- _SHORT TASK_
Output the records. Match them exactly.

╭─ DATA PROVIDED

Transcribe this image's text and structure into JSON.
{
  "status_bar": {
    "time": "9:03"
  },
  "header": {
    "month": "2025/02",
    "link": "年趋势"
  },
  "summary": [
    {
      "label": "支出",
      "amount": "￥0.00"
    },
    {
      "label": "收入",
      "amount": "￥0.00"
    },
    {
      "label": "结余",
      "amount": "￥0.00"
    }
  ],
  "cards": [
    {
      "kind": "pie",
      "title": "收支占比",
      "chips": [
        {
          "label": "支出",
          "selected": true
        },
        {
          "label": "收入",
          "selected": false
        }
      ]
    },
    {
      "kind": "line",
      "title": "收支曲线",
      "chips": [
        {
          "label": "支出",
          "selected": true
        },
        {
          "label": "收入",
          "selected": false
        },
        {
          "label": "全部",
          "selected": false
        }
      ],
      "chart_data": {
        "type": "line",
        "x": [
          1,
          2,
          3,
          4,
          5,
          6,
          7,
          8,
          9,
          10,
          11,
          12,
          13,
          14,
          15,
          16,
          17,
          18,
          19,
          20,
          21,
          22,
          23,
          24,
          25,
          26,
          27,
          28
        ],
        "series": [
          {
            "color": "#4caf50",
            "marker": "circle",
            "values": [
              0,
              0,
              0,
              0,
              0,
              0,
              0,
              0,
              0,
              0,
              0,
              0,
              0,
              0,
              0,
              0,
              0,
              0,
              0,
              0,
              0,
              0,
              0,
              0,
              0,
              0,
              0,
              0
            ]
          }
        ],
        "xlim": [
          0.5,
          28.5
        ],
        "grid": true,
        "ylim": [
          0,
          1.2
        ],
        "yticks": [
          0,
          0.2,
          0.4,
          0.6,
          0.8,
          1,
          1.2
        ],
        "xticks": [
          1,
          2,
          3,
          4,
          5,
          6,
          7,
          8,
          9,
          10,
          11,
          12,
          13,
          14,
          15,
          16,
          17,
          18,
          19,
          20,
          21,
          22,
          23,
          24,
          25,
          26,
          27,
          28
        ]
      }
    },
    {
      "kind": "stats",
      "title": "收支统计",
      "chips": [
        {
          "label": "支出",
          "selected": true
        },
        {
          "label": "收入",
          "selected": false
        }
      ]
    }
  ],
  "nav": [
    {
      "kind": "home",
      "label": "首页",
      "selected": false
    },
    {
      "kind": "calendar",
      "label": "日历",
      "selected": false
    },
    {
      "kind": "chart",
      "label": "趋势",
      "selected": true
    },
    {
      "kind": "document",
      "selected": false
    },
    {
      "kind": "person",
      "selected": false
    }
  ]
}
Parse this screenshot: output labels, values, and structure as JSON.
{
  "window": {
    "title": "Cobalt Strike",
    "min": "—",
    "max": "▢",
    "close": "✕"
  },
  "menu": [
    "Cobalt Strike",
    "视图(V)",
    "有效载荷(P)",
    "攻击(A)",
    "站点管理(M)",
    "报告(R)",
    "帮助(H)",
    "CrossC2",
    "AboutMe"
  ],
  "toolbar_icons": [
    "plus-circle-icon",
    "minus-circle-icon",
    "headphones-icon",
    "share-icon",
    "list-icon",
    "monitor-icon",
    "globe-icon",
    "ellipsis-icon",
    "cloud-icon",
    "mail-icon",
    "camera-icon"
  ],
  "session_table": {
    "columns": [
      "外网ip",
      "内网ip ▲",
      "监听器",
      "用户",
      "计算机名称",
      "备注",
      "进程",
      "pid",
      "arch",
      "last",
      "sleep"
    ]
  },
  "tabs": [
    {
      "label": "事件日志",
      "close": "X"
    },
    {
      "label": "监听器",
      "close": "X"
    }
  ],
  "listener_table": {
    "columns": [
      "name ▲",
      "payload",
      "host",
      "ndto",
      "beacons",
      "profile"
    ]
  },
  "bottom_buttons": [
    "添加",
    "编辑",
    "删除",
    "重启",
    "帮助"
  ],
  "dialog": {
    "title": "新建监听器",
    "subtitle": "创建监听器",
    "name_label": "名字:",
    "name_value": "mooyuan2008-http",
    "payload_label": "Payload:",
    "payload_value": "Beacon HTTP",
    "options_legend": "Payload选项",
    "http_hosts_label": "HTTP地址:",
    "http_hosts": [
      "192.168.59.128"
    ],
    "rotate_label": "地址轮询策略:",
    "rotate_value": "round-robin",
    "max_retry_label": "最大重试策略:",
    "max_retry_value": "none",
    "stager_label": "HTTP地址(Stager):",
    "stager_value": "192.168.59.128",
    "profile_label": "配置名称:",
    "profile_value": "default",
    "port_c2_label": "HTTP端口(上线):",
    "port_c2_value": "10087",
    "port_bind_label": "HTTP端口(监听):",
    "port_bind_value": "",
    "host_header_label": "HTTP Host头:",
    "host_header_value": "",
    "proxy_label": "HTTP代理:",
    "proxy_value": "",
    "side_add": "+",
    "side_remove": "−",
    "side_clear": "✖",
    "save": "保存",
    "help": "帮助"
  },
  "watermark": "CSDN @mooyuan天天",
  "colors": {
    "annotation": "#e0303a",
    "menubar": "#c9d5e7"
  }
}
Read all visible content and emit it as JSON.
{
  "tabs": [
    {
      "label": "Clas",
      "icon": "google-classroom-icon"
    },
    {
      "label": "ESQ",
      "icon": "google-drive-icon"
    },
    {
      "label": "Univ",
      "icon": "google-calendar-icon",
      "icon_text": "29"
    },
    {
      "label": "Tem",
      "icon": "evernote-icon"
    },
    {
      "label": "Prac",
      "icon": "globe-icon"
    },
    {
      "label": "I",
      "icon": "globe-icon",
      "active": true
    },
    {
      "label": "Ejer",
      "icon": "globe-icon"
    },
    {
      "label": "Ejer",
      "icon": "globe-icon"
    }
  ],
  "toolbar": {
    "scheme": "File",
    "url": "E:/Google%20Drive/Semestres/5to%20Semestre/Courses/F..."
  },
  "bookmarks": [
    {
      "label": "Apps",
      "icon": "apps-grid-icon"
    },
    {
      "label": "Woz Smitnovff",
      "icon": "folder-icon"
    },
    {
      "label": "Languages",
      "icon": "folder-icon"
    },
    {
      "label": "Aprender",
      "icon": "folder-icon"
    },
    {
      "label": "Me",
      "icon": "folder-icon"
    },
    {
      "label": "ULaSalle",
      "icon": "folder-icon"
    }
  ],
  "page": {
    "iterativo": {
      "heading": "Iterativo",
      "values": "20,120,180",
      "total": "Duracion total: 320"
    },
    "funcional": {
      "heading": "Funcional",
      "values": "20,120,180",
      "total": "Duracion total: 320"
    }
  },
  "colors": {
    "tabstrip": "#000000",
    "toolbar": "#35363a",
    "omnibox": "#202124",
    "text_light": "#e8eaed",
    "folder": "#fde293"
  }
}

╰─

- _TASK RESULT_
Transcribe this image's text and structure into JSON.
{
  "status_bar": {
    "time": "9:03"
  },
  "header": {
    "month": "2025/02",
    "link": "年趋势"
  },
  "summary": [
    {
      "label": "支出",
      "amount": "￥0.00"
    },
    {
      "label": "收入",
      "amount": "￥0.00"
    },
    {
      "label": "结余",
      "amount": "￥0.00"
    }
  ],
  "cards": [
    {
      "kind": "pie",
      "title": "收支占比",
      "chips": [
        {
          "label": "支出",
          "selected": true
        },
        {
          "label": "收入",
          "selected": false
        }
      ]
    },
    {
      "kind": "line",
      "title": "收支曲线",
      "chips": [
        {
          "label": "支出",
          "selected": true
        },
        {
          "label": "收入",
          "selected": false
        },
        {
          "label": "全部",
          "selected": false
        }
      ],
      "chart_data": {
        "type": "line",
        "x": [
          1,
          2,
          3,
          4,
          5,
          6,
          7,
          8,
          9,
          10,
          11,
          12,
          13,
          14,
          15,
          16,
          17,
          18,
          19,
          20,
          21,
          22,
          23,
          24,
          25,
          26,
          27,
          28
        ],
        "series": [
          {
            "color": "#4caf50",
            "marker": "circle",
            "values": [
              0,
              0,
              0,
              0,
              0,
              0,
              0,
              0,
              0,
              0,
              0,
              0,
              0,
              0,
              0,
              0,
              0,
              0,
              0,
              0,
              0,
              0,
              0,
              0,
              0,
              0,
              0,
              0
            ]
          }
        ],
        "xlim": [
          0.5,
          28.5
        ],
        "grid": true,
        "ylim": [
          0,
          1.2
        ],
        "yticks": [
          0,
          0.2,
          0.4,
          0.6,
          0.8,
          1,
          1.2
        ],
        "xticks": [
          1,
          2,
          3,
          4,
          5,
          6,
          7,
          8,
          9,
          10,
          11,
          12,
          13,
          14,
          15,
          16,
          17,
          18,
          19,
          20,
          21,
          22,
          23,
          24,
          25,
          26,
          27,
          28
        ]
      }
    },
    {
      "kind": "stats",
      "title": "收支统计",
      "chips": [
        {
          "label": "支出",
          "selected": true
        },
        {
          "label": "收入",
          "selected": false
        }
      ]
    }
  ],
  "nav": [
    {
      "kind": "home",
      "label": "首页",
      "selected": false
    },
    {
      "kind": "calendar",
      "label": "日历",
      "selected": false
    },
    {
      "kind": "chart",
      "label": "趋势",
      "selected": true
    },
    {
      "kind": "document",
      "selected": false
    },
    {
      "kind": "person",
      "selected": false
    }
  ]
}
Parse this screenshot: output labels, values, and structure as JSON.
{
  "window": {
    "title": "Cobalt Strike",
    "min": "—",
    "max": "▢",
    "close": "✕"
  },
  "menu": [
    "Cobalt Strike",
    "视图(V)",
    "有效载荷(P)",
    "攻击(A)",
    "站点管理(M)",
    "报告(R)",
    "帮助(H)",
    "CrossC2",
    "AboutMe"
  ],
  "toolbar_icons": [
    "plus-circle-icon",
    "minus-circle-icon",
    "headphones-icon",
    "share-icon",
    "list-icon",
    "monitor-icon",
    "globe-icon",
    "ellipsis-icon",
    "cloud-icon",
    "mail-icon",
    "camera-icon"
  ],
  "session_table": {
    "columns": [
      "外网ip",
      "内网ip ▲",
      "监听器",
      "用户",
      "计算机名称",
      "备注",
      "进程",
      "pid",
      "arch",
      "last",
      "sleep"
    ]
  },
  "tabs": [
    {
      "label": "事件日志",
      "close": "X"
    },
    {
      "label": "监听器",
      "close": "X"
    }
  ],
  "listener_table": {
    "columns": [
      "name ▲",
      "payload",
      "host",
      "ndto",
      "beacons",
      "profile"
    ]
  },
  "bottom_buttons": [
    "添加",
    "编辑",
    "删除",
    "重启",
    "帮助"
  ],
  "dialog": {
    "title": "新建监听器",
    "subtitle": "创建监听器",
    "name_label": "名字:",
    "name_value": "mooyuan2008-http",
    "payload_label": "Payload:",
    "payload_value": "Beacon HTTP",
    "options_legend": "Payload选项",
    "http_hosts_label": "HTTP地址:",
    "http_hosts": [
      "192.168.59.128"
    ],
    "rotate_label": "地址轮询策略:",
    "rotate_value": "round-robin",
    "max_retry_label": "最大重试策略:",
    "max_retry_value": "none",
    "stager_label": "HTTP地址(Stager):",
    "stager_value": "192.168.59.128",
    "profile_label": "配置名称:",
    "profile_value": "default",
    "port_c2_label": "HTTP端口(上线):",
    "port_c2_value": "10087",
    "port_bind_label": "HTTP端口(监听):",
    "port_bind_value": "",
    "host_header_label": "HTTP Host头:",
    "host_header_value": "",
    "proxy_label": "HTTP代理:",
    "proxy_value": "",
    "side_add": "+",
    "side_remove": "−",
    "side_clear": "✖",
    "save": "保存",
    "help": "帮助"
  },
  "watermark": "CSDN @mooyuan天天",
  "colors": {
    "annotation": "#e0303a",
    "menubar": "#c9d5e7"
  }
}
Read all visible content and emit it as JSON.
{
  "tabs": [
    {
      "label": "Clas",
      "icon": "google-classroom-icon"
    },
    {
      "label": "ESQ",
      "icon": "google-drive-icon"
    },
    {
      "label": "Univ",
      "icon": "google-calendar-icon",
      "icon_text": "29"
    },
    {
      "label": "Tem",
      "icon": "evernote-icon"
    },
    {
      "label": "Prac",
      "icon": "globe-icon"
    },
    {
      "label": "I",
      "icon": "globe-icon",
      "active": true
    },
    {
      "label": "Ejer",
      "icon": "globe-icon"
    },
    {
      "label": "Ejer",
      "icon": "globe-icon"
    }
  ],
  "toolbar": {
    "scheme": "File",
    "url": "E:/Google%20Drive/Semestres/5to%20Semestre/Courses/F..."
  },
  "bookmarks": [
    {
      "label": "Apps",
      "icon": "apps-grid-icon"
    },
    {
      "label": "Woz Smitnovff",
      "icon": "folder-icon"
    },
    {
      "label": "Languages",
      "icon": "folder-icon"
    },
    {
      "label": "Aprender",
      "icon": "folder-icon"
    },
    {
      "label": "Me",
      "icon": "folder-icon"
    },
    {
      "label": "ULaSalle",
      "icon": "folder-icon"
    }
  ],
  "page": {
    "iterativo": {
      "heading": "Iterativo",
      "values": "20,120,180",
      "total": "Duracion total: 320"
    },
    "funcional": {
      "heading": "Funcional",
      "values": "20,120,180",
      "total": "Duracion total: 320"
    }
  },
  "colors": {
    "tabstrip": "#000000",
    "toolbar": "#35363a",
    "omnibox": "#202124",
    "text_light": "#e8eaed",
    "folder": "#fde293"
  }
}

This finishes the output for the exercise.